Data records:
================================

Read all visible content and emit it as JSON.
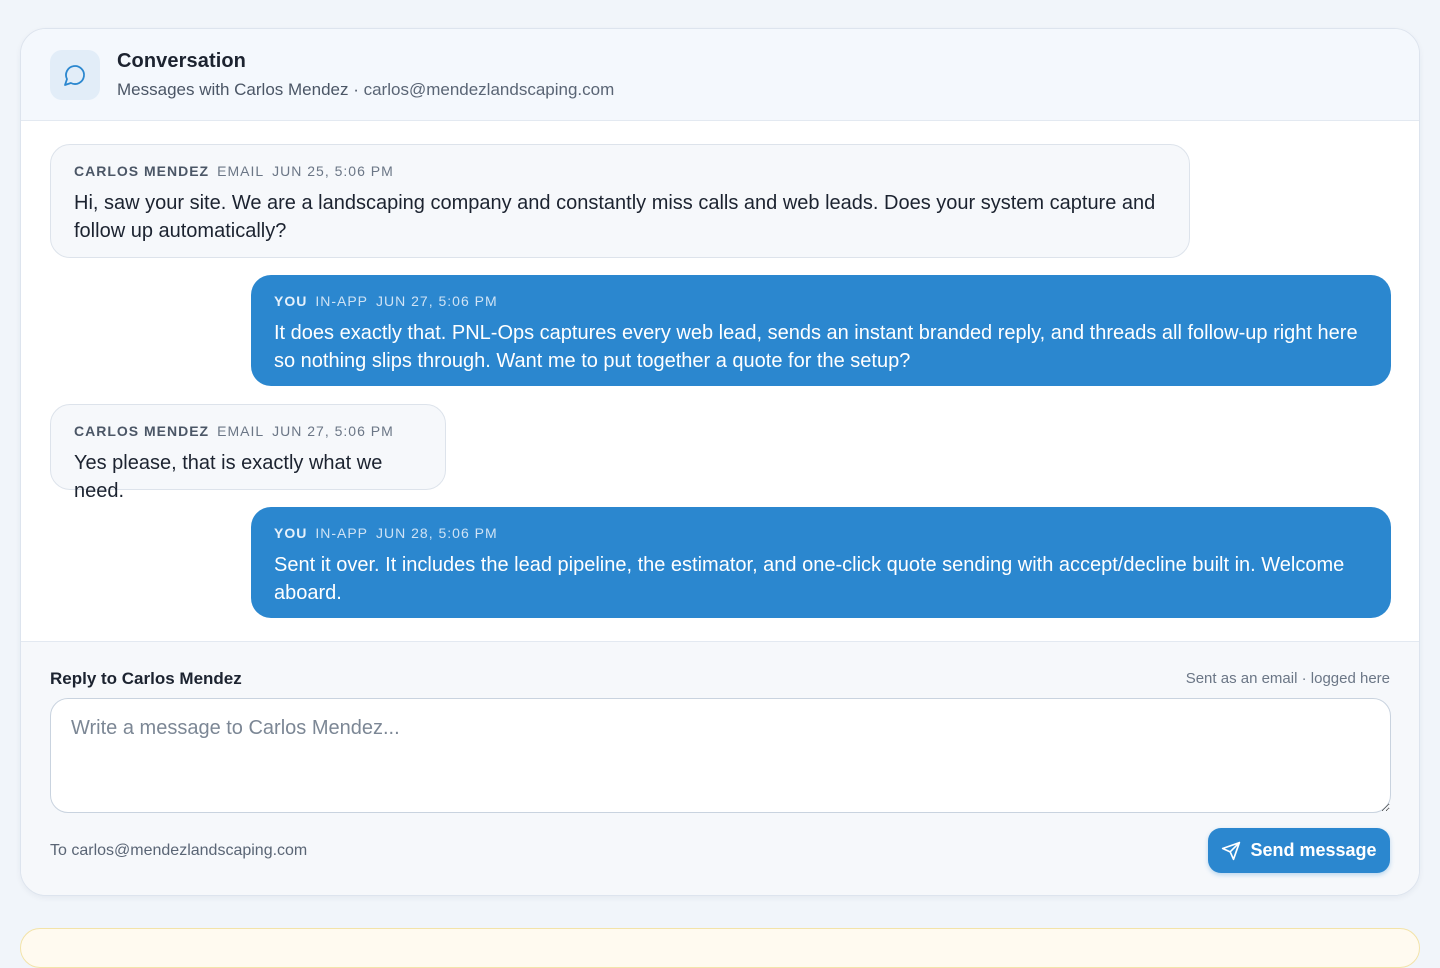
{
  "header": {
    "title": "Conversation",
    "subtitle_prefix": "Messages with Carlos Mendez",
    "separator": " · ",
    "contact_email": "carlos@mendezlandscaping.com"
  },
  "messages": [
    {
      "direction": "in",
      "sender": "CARLOS MENDEZ",
      "channel": "EMAIL",
      "timestamp": "JUN 25, 5:06 PM",
      "text": "Hi, saw your site. We are a landscaping company and constantly miss calls and web leads. Does your system capture and follow up automatically?"
    },
    {
      "direction": "out",
      "sender": "YOU",
      "channel": "IN-APP",
      "timestamp": "JUN 27, 5:06 PM",
      "text": "It does exactly that. PNL-Ops captures every web lead, sends an instant branded reply, and threads all follow-up right here so nothing slips through. Want me to put together a quote for the setup?"
    },
    {
      "direction": "in",
      "sender": "CARLOS MENDEZ",
      "channel": "EMAIL",
      "timestamp": "JUN 27, 5:06 PM",
      "text": "Yes please, that is exactly what we need."
    },
    {
      "direction": "out",
      "sender": "YOU",
      "channel": "IN-APP",
      "timestamp": "JUN 28, 5:06 PM",
      "text": "Sent it over. It includes the lead pipeline, the estimator, and one-click quote sending with accept/decline built in. Welcome aboard."
    }
  ],
  "reply": {
    "label": "Reply to Carlos Mendez",
    "note": "Sent as an email · logged here",
    "placeholder": "Write a message to Carlos Mendez...",
    "value": "",
    "to_line": "To carlos@mendezlandscaping.com",
    "send_label": "Send message"
  },
  "icons": {
    "header": "chat-bubble-icon",
    "send": "paper-plane-icon"
  },
  "colors": {
    "accent": "#2b87cf",
    "page_bg": "#f1f5fa",
    "incoming_bg": "#f6f8fb"
  }
}
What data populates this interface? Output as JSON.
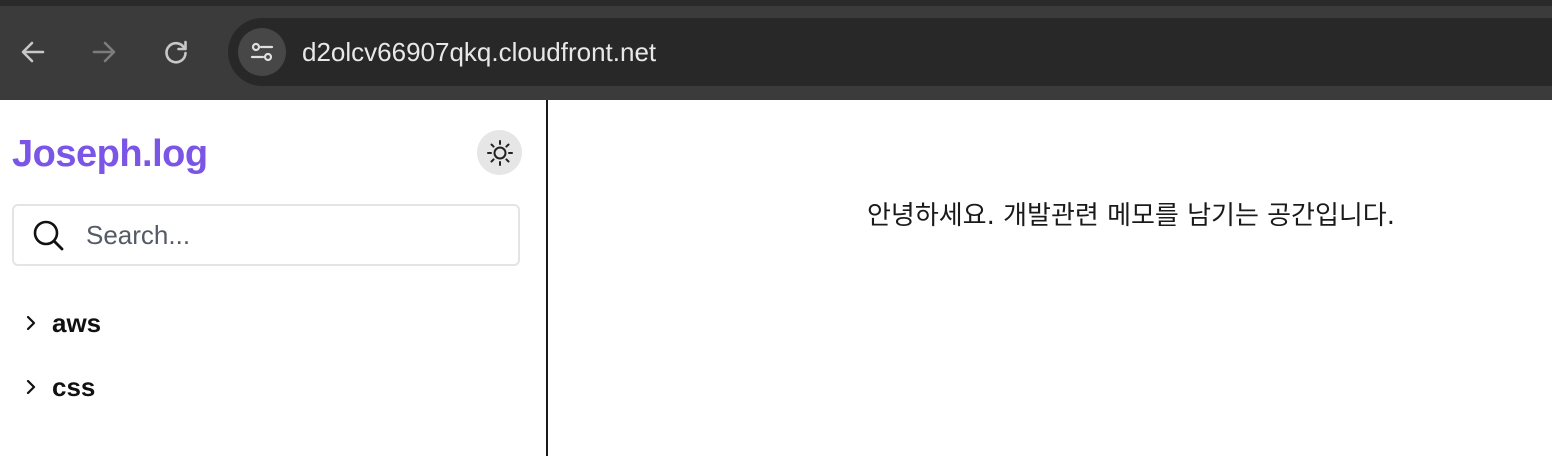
{
  "browser": {
    "url": "d2olcv66907qkq.cloudfront.net",
    "icons": {
      "back": "arrow-left-icon",
      "forward": "arrow-right-icon",
      "reload": "reload-icon",
      "site_info": "site-settings-icon"
    }
  },
  "sidebar": {
    "brand": "Joseph.log",
    "brand_color": "#7b55e6",
    "theme_toggle_icon": "sun-icon",
    "search": {
      "placeholder": "Search...",
      "value": ""
    },
    "categories": [
      {
        "label": "aws"
      },
      {
        "label": "css"
      }
    ]
  },
  "main": {
    "intro": "안녕하세요. 개발관련 메모를 남기는 공간입니다."
  }
}
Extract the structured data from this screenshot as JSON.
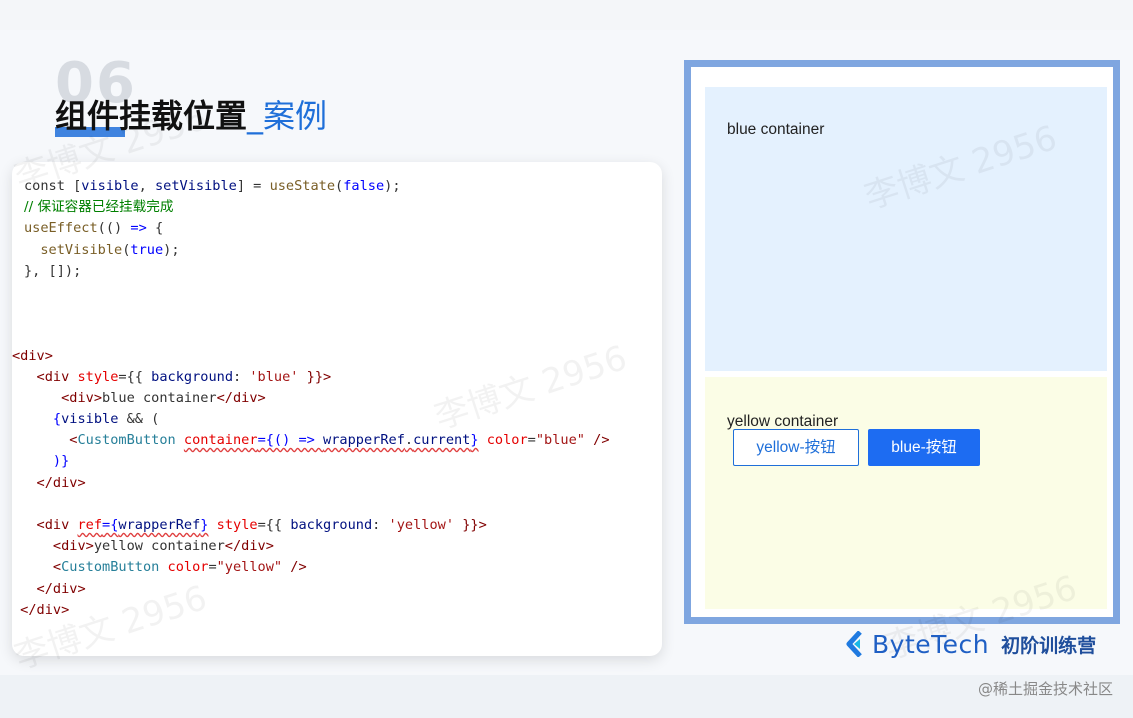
{
  "slide": {
    "section_number": "06",
    "title_main": "组件挂载位置",
    "title_separator": "_",
    "title_accent": "案例",
    "watermark_text": "李博文 2956"
  },
  "code": {
    "lines": [
      [
        {
          "t": "const ",
          "c": "kw"
        },
        {
          "t": "[",
          "c": "kw"
        },
        {
          "t": "visible",
          "c": "var"
        },
        {
          "t": ", ",
          "c": "kw"
        },
        {
          "t": "setVisible",
          "c": "var"
        },
        {
          "t": "] = ",
          "c": "kw"
        },
        {
          "t": "useState",
          "c": "fn"
        },
        {
          "t": "(",
          "c": "kw"
        },
        {
          "t": "false",
          "c": "num"
        },
        {
          "t": ");",
          "c": "kw"
        }
      ],
      [
        {
          "t": "// 保证容器已经挂载完成",
          "c": "cmt"
        }
      ],
      [
        {
          "t": "useEffect",
          "c": "fn"
        },
        {
          "t": "(() ",
          "c": "kw"
        },
        {
          "t": "=>",
          "c": "num"
        },
        {
          "t": " {",
          "c": "kw"
        }
      ],
      [
        {
          "t": "  setVisible",
          "c": "fn"
        },
        {
          "t": "(",
          "c": "kw"
        },
        {
          "t": "true",
          "c": "num"
        },
        {
          "t": ");",
          "c": "kw"
        }
      ],
      [
        {
          "t": "}, []);",
          "c": "kw"
        }
      ],
      [],
      [],
      [],
      [
        {
          "t": "<div>",
          "c": "tag"
        }
      ],
      [
        {
          "t": "   <div ",
          "c": "tag"
        },
        {
          "t": "style",
          "c": "attr"
        },
        {
          "t": "={{ ",
          "c": "kw"
        },
        {
          "t": "background",
          "c": "var"
        },
        {
          "t": ": ",
          "c": "kw"
        },
        {
          "t": "'blue'",
          "c": "str"
        },
        {
          "t": " }}>",
          "c": "tag"
        }
      ],
      [
        {
          "t": "      <div>",
          "c": "tag"
        },
        {
          "t": "blue container",
          "c": "kw"
        },
        {
          "t": "</div>",
          "c": "tag"
        }
      ],
      [
        {
          "t": "     {",
          "c": "num"
        },
        {
          "t": "visible",
          "c": "var"
        },
        {
          "t": " && (",
          "c": "kw"
        }
      ],
      [
        {
          "t": "       <",
          "c": "tag"
        },
        {
          "t": "CustomButton",
          "c": "comp"
        },
        {
          "t": " ",
          "c": "kw"
        },
        {
          "t": "container",
          "c": "attr",
          "e": 1
        },
        {
          "t": "={() => ",
          "c": "num",
          "e": 1
        },
        {
          "t": "wrapperRef",
          "c": "var",
          "e": 1
        },
        {
          "t": ".",
          "c": "kw",
          "e": 1
        },
        {
          "t": "current",
          "c": "var",
          "e": 1
        },
        {
          "t": "}",
          "c": "num",
          "e": 1
        },
        {
          "t": " ",
          "c": "kw"
        },
        {
          "t": "color",
          "c": "attr"
        },
        {
          "t": "=",
          "c": "kw"
        },
        {
          "t": "\"blue\"",
          "c": "str"
        },
        {
          "t": " />",
          "c": "tag"
        }
      ],
      [
        {
          "t": "     )}",
          "c": "num"
        }
      ],
      [
        {
          "t": "   </div>",
          "c": "tag"
        }
      ],
      [],
      [
        {
          "t": "   <div ",
          "c": "tag"
        },
        {
          "t": "ref",
          "c": "attr",
          "e": 1
        },
        {
          "t": "={",
          "c": "num",
          "e": 1
        },
        {
          "t": "wrapperRef",
          "c": "var",
          "e": 1
        },
        {
          "t": "}",
          "c": "num",
          "e": 1
        },
        {
          "t": " ",
          "c": "kw"
        },
        {
          "t": "style",
          "c": "attr"
        },
        {
          "t": "={{ ",
          "c": "kw"
        },
        {
          "t": "background",
          "c": "var"
        },
        {
          "t": ": ",
          "c": "kw"
        },
        {
          "t": "'yellow'",
          "c": "str"
        },
        {
          "t": " }}>",
          "c": "tag"
        }
      ],
      [
        {
          "t": "     <div>",
          "c": "tag"
        },
        {
          "t": "yellow container",
          "c": "kw"
        },
        {
          "t": "</div>",
          "c": "tag"
        }
      ],
      [
        {
          "t": "     <",
          "c": "tag"
        },
        {
          "t": "CustomButton",
          "c": "comp"
        },
        {
          "t": " ",
          "c": "kw"
        },
        {
          "t": "color",
          "c": "attr"
        },
        {
          "t": "=",
          "c": "kw"
        },
        {
          "t": "\"yellow\"",
          "c": "str"
        },
        {
          "t": " />",
          "c": "tag"
        }
      ],
      [
        {
          "t": "   </div>",
          "c": "tag"
        }
      ],
      [
        {
          "t": " </div>",
          "c": "tag"
        }
      ]
    ],
    "indents": [
      2,
      2,
      2,
      2,
      2,
      0,
      0,
      0,
      0,
      0,
      0,
      0,
      0,
      0,
      0,
      0,
      0,
      0,
      0,
      0,
      0
    ]
  },
  "preview": {
    "blue_container_text": "blue container",
    "yellow_container_text": "yellow container",
    "yellow_button_label": "yellow-按钮",
    "blue_button_label": "blue-按钮",
    "colors": {
      "frame": "#7fa6e0",
      "blue_bg": "#e4f1fe",
      "yellow_bg": "#fbfde6",
      "primary": "#1d6cf2"
    }
  },
  "brand": {
    "name": "ByteTech",
    "subtitle": "初阶训练营",
    "logo_icon": "bytetech-logo-icon"
  },
  "footer": {
    "credit": "@稀土掘金技术社区"
  }
}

================================

GIVEN REQUEST: From the listing above, return each line with the word "site".

WRITTEN RESPONSE:
      "text": "Hi, saw your site. We are a landscaping company and constantly miss calls and web leads. Does your system capture and follow up automatically?"
      "site_info": "site-settings-icon"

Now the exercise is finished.